>> Begin RECORDS SUPPLIED

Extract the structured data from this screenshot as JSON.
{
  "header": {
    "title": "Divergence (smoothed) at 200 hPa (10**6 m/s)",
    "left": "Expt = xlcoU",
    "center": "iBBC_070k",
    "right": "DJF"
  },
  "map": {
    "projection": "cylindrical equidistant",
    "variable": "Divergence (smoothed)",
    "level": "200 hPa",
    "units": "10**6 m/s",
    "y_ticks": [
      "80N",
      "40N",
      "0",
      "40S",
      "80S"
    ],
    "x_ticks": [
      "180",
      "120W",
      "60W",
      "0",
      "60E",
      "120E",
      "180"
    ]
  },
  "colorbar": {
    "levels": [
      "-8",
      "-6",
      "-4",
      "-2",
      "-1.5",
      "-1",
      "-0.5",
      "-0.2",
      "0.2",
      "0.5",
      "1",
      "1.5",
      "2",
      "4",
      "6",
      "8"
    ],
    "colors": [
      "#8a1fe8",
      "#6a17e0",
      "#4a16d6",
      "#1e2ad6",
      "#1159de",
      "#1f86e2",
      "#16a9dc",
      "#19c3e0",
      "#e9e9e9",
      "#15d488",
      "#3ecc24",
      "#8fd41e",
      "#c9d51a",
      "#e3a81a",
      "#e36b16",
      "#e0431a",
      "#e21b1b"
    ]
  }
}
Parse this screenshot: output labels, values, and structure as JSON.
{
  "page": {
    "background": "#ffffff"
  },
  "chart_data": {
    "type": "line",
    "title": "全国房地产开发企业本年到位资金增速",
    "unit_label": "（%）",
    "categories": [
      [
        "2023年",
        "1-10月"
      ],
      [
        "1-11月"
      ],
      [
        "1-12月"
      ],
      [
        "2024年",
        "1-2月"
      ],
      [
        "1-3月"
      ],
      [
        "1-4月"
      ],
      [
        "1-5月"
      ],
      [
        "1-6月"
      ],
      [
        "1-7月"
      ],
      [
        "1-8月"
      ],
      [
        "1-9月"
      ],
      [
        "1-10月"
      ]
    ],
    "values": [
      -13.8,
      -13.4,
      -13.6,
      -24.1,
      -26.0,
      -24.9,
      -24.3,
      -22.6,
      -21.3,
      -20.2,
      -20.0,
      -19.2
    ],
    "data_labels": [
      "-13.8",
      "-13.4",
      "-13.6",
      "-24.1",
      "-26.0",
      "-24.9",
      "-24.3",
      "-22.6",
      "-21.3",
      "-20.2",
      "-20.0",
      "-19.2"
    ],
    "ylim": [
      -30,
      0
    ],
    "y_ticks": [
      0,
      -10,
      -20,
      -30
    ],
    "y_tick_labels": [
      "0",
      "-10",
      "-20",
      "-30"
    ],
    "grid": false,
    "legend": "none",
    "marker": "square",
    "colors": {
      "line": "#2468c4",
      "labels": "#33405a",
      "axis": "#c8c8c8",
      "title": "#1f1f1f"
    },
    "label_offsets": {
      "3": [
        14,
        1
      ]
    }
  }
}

>> End RECORDS SUPPLIED

EXERCISE OBJECTIVE ->
From the data above, gather every line that includes the word "smoothed".

EXERCISE ANSWER ->
    "title": "Divergence (smoothed) at 200 hPa (10**6 m/s)",
    "variable": "Divergence (smoothed)",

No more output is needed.